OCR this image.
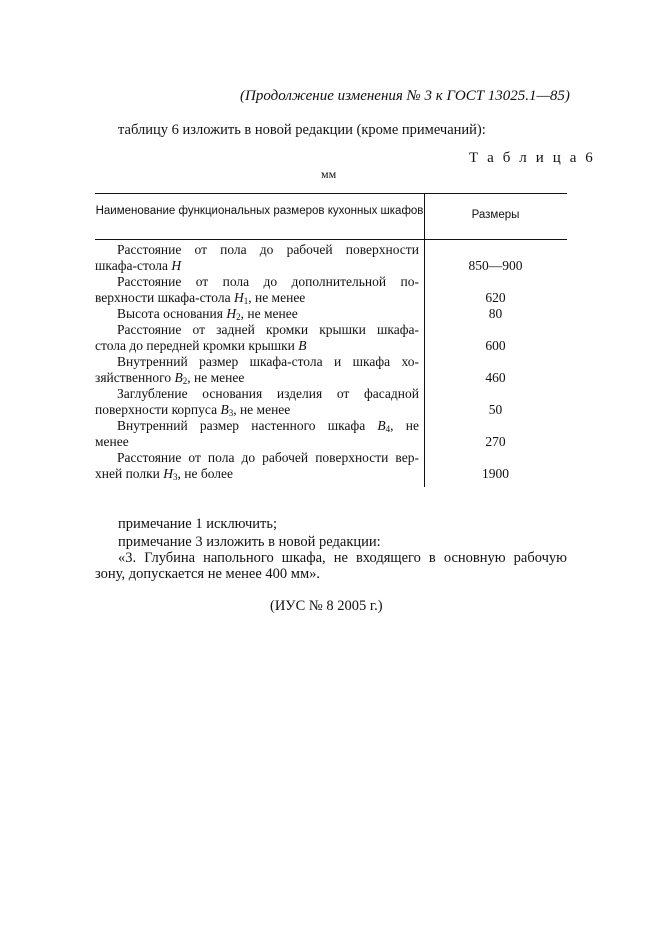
(Продолжение изменения № 3 к ГОСТ 13025.1—85)
таблицу 6 изложить в новой редакции (кроме примечаний):
Т а б л и ц а 6
мм
Наименование функциональных размеров кухонных шкафов	Размеры
Расстояние от пола до рабочей поверхности
шкафа-стола H	850—900
Расстояние от пола до дополнительной по-
верхности шкафа-стола $H_1$, не менее	620
Высота основания $H_2$, не менее	80
Расстояние от задней кромки крышки шкафа-
стола до передней кромки крышки B	600
Внутренний размер шкафа-стола и шкафа хо-
зяйственного $B_2$, не менее	460
Заглубление основания изделия от фасадной
поверхности корпуса $B_3$, не менее	50
Внутренний размер настенного шкафа $B_4$, не
менее	270
Расстояние от пола до рабочей поверхности вер-
хней полки $H_3$, не более	1900
примечание 1 исключить;
примечание 3 изложить в новой редакции:
«3. Глубина напольного шкафа, не входящего в основную рабочую
зону, допускается не менее 400 мм».
(ИУС № 8 2005 г.)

· · ·

- _Aim of the task_: From the listing above, collect each line in which the string "основания" appears.

- _Response_:
Высота основания $H_2$, не менее	80
Заглубление основания изделия от фасадной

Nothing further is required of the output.